» 任务与练习:
(A) 请原样返回MINA2多线程一文中从“当线程等待另外一个线程通知调”到“A2服务器端产生的大量线程。”的这段文字。
(B) 在MINA2多线程一文中,作者本地测试时比较了哪两种线程池?

`
scholers
  • 浏览: 614964 次
  • 性别: Icon_minigender_1
  • 来自: 杭州
社区版块
存档分类
最新评论

MINA2的多线程模型问题探讨

 
阅读更多
  最近和一友人沟通,他在一个项目中使用MINA2,他反馈在启动了服务端之后,发现IO阻塞和堆内存一直上升;





JCONSOLE面板中的解释:
阻塞总数

Blocked count is the total number of times that the thread blocked to enter or reenter a monitor. I.e. the number of times a thread has been in the java.lang.Thread.State.BLOCKED state.
当线程试图获取一个内部的对象锁(不是java.util.concurrent库中的锁),而锁被其它线程占有,则该线程进入阻塞状态。

等待总数
Waited count is the total number of times that the thread waited for notification. i.e. the number of times that a thread has been in the ava.lang.Thread.State.WAITING or java.lang.Thread.State.TIMED_WAITING state.
当线程等待另外一个线程通知调度器的一个条件的时候,它自己进入等待状态。在调用Object.wait()或Thread.join()方法,或者等待java.util.concurrent库中的Lock或Condition时,会出现等待状况。

后这两天我自己本地拿一个简单案例测试了下,
采用JAVA原生的newCachedThreadPool,以及MINA2自带的 OrderedThreadPoolExecutor 线程池,在性能上没有太大的区别;
本身他原来的代码中就是使用了一种线程池,将IO线程和工作线程(业务线程)区分开的,所以这个处理的堆内存升高和IO堵塞是正常现象,我本地代码实测,暂用的堆内存并不多,而且是快速回收了,并不影响后续业务;
下图中大量的thread就是由于使用了ExecutorFilter之后,MINA2服务器端产生的大量线程。

» 给定条目:

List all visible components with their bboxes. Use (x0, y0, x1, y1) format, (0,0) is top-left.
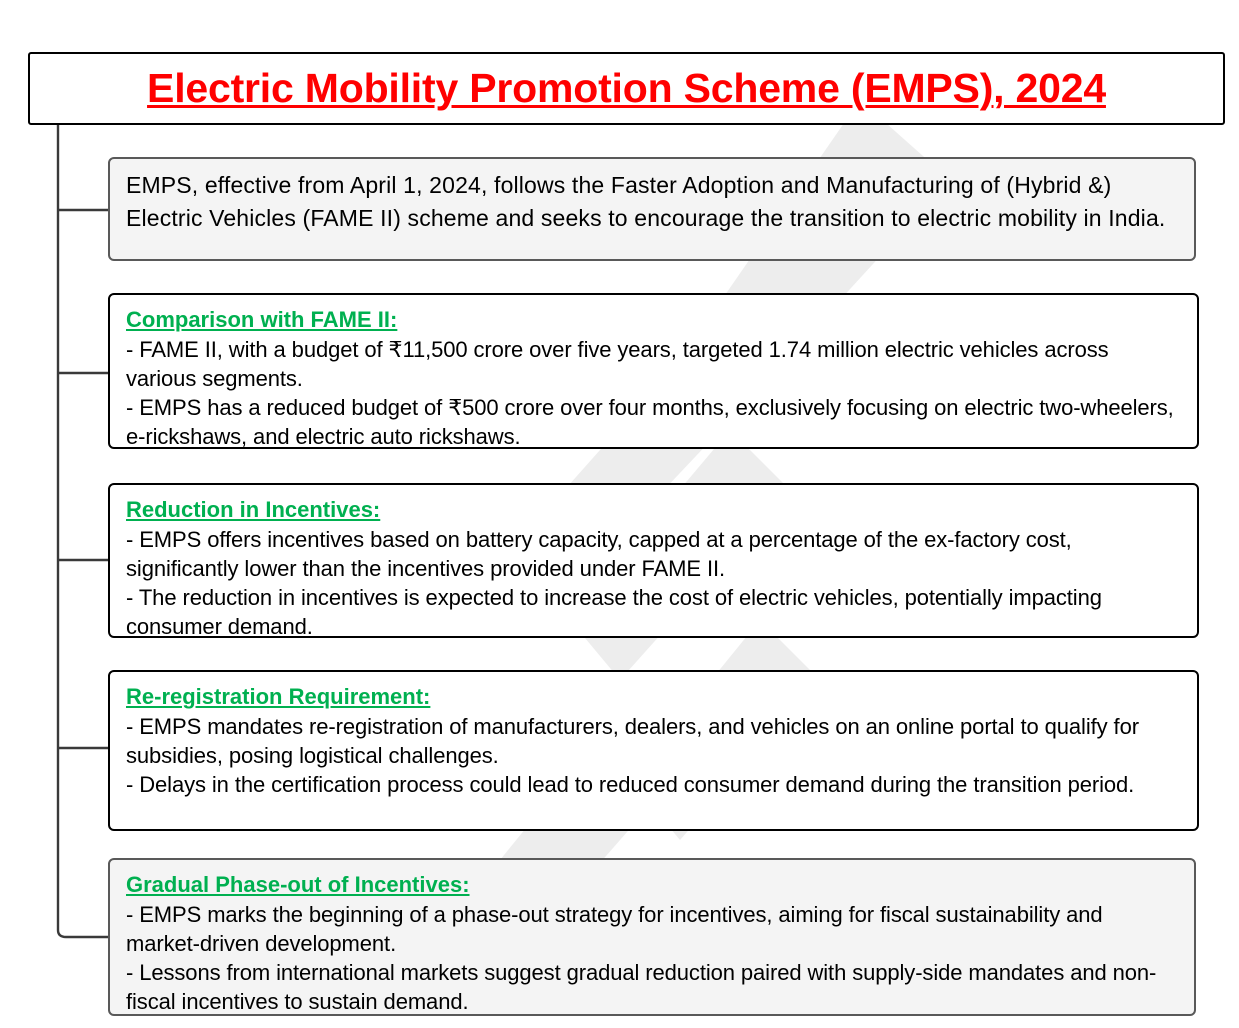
info-card-intro: EMPS, effective from April 1, 2024, foll… (108, 157, 1196, 261)
card-body-line: - FAME II, with a budget of ₹11,500 cror… (126, 335, 1183, 393)
card-heading: Gradual Phase-out of Incentives: (126, 870, 1180, 899)
card-body-line: - The reduction in incentives is expecte… (126, 583, 1183, 641)
card-body-line: - EMPS has a reduced budget of ₹500 cror… (126, 393, 1183, 451)
card-heading: Comparison with FAME II: (126, 305, 1183, 334)
card-body-line: - Lessons from international markets sug… (126, 958, 1180, 1016)
card-heading: Re-registration Requirement: (126, 682, 1183, 711)
page-title: Electric Mobility Promotion Scheme (EMPS… (147, 66, 1106, 111)
card-body-line: - EMPS mandates re-registration of manuf… (126, 712, 1183, 770)
page-title-box: Electric Mobility Promotion Scheme (EMPS… (28, 52, 1225, 125)
card-body-line: EMPS, effective from April 1, 2024, foll… (126, 169, 1180, 234)
card-body-line: - Delays in the certification process co… (126, 770, 1183, 799)
info-card-comparison-with-fame-ii: Comparison with FAME II: - FAME II, with… (108, 293, 1199, 449)
card-body-line: - EMPS marks the beginning of a phase-ou… (126, 900, 1180, 958)
card-heading: Reduction in Incentives: (126, 495, 1183, 524)
info-card-re-registration-requirement: Re-registration Requirement: - EMPS mand… (108, 670, 1199, 831)
card-body-line: - EMPS offers incentives based on batter… (126, 525, 1183, 583)
info-card-reduction-in-incentives: Reduction in Incentives: - EMPS offers i… (108, 483, 1199, 638)
info-card-gradual-phase-out-of-incentives: Gradual Phase-out of Incentives: - EMPS … (108, 858, 1196, 1016)
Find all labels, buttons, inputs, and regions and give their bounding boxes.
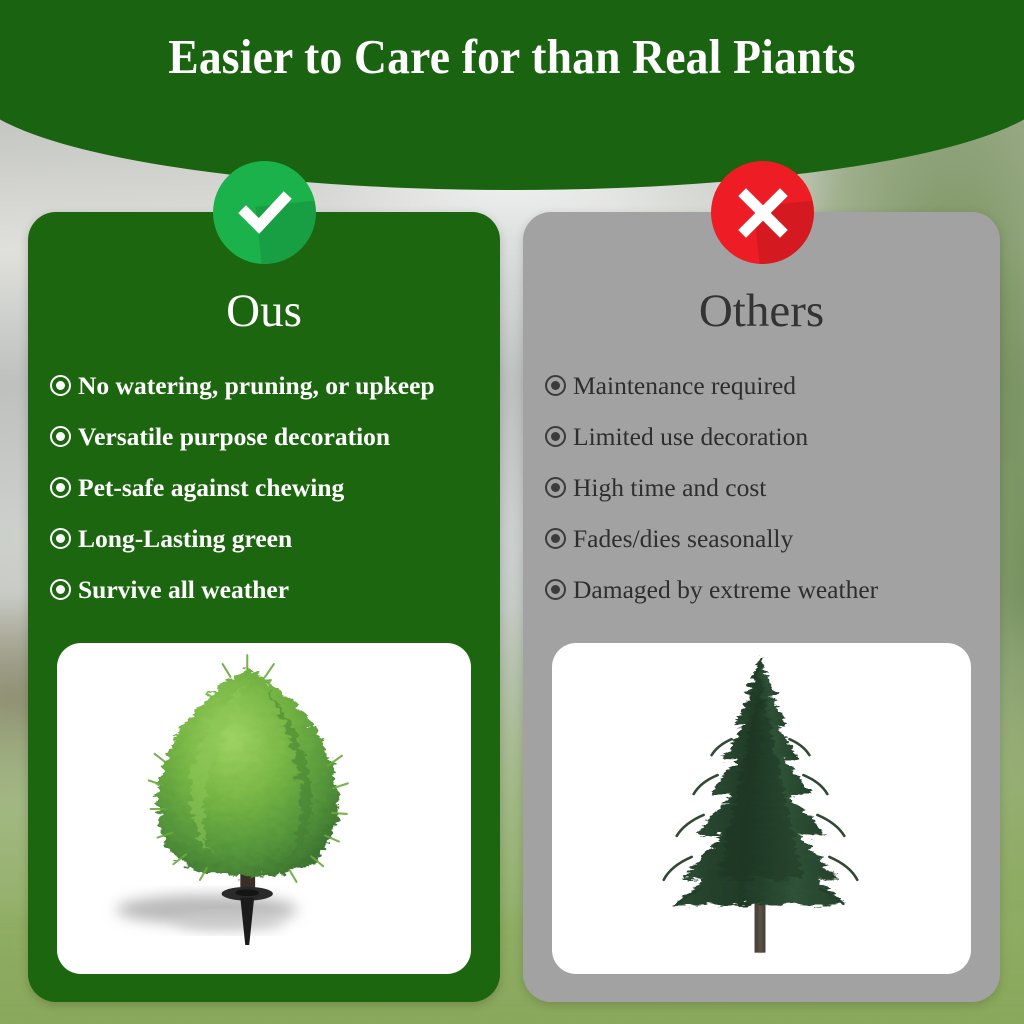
- list-item: High time and cost: [523, 462, 1000, 513]
- ours-product-photo: [57, 643, 471, 974]
- list-item: Long-Lasting green: [28, 513, 500, 564]
- list-item: Fades/dies seasonally: [523, 513, 1000, 564]
- list-item: No watering, pruning, or upkeep: [28, 360, 500, 411]
- feature-label: Maintenance required: [573, 371, 796, 401]
- cross-badge: [711, 161, 814, 264]
- feature-label: Fades/dies seasonally: [573, 524, 793, 554]
- feature-label: High time and cost: [573, 473, 766, 503]
- list-item: Survive all weather: [28, 564, 500, 615]
- bullet-icon: [545, 528, 566, 549]
- page-title: Easier to Care for than Real Piants: [36, 0, 988, 112]
- bullet-icon: [50, 528, 71, 549]
- feature-label: Survive all weather: [78, 575, 289, 605]
- ours-feature-list: No watering, pruning, or upkeep Versatil…: [28, 360, 500, 615]
- comparison-infographic: Easier to Care for than Real Piants Ous …: [0, 0, 1024, 1024]
- bullet-icon: [545, 579, 566, 600]
- ours-heading: Ous: [28, 288, 500, 335]
- others-heading: Others: [523, 288, 1000, 335]
- list-item: Pet-safe against chewing: [28, 462, 500, 513]
- feature-label: Versatile purpose decoration: [78, 422, 390, 452]
- bullet-icon: [50, 375, 71, 396]
- feature-label: Pet-safe against chewing: [78, 473, 344, 503]
- others-feature-list: Maintenance required Limited use decorat…: [523, 360, 1000, 615]
- list-item: Limited use decoration: [523, 411, 1000, 462]
- bullet-icon: [545, 426, 566, 447]
- others-product-photo: [552, 643, 971, 974]
- feature-label: No watering, pruning, or upkeep: [78, 371, 435, 401]
- cross-icon: [734, 184, 792, 242]
- bullet-icon: [50, 477, 71, 498]
- bullet-icon: [545, 477, 566, 498]
- check-icon: [234, 182, 296, 244]
- list-item: Damaged by extreme weather: [523, 564, 1000, 615]
- list-item: Versatile purpose decoration: [28, 411, 500, 462]
- feature-label: Limited use decoration: [573, 422, 808, 452]
- feature-label: Long-Lasting green: [78, 524, 292, 554]
- feature-label: Damaged by extreme weather: [573, 575, 878, 605]
- bullet-icon: [50, 426, 71, 447]
- check-badge: [213, 161, 316, 264]
- bullet-icon: [50, 579, 71, 600]
- bullet-icon: [545, 375, 566, 396]
- others-card: Others Maintenance required Limited use …: [523, 212, 1000, 1002]
- list-item: Maintenance required: [523, 360, 1000, 411]
- ours-card: Ous No watering, pruning, or upkeep Vers…: [28, 212, 500, 1002]
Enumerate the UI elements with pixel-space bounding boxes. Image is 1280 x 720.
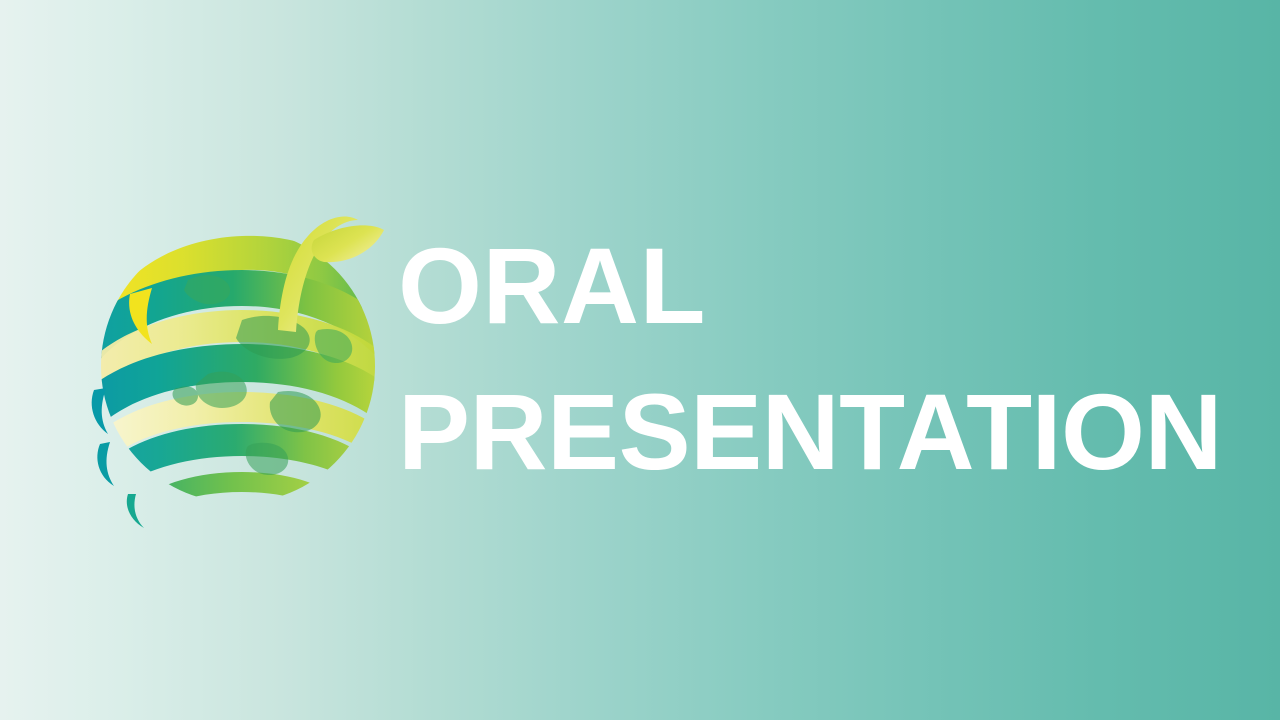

» 参考答案:
(A)
当线程等待另外一个线程通知调度器的一个条件的时候,它自己进入等待状态。在调用Object.wait()或Thread.join()方法,或者等待java.util.concurrent库中的Lock或Condition时,会出现等待状况。

后这两天我自己本地拿一个简单案例测试了下,
采用JAVA原生的newCachedThreadPool,以及MINA2自带的 OrderedThreadPoolExecutor 线程池,在性能上没有太大的区别;
本身他原来的代码中就是使用了一种线程池,将IO线程和工作线程(业务线程)区分开的,所以这个处理的堆内存升高和IO堵塞是正常现象,我本地代码实测,暂用的堆内存并不多,而且是快速回收了,并不影响后续业务;
下图中大量的thread就是由于使用了ExecutorFilter之后,MINA2服务器端产生的大量线程。

(B) JAVA原生的newCachedThreadPool和MINA2自带的OrderedThreadPoolExecutor。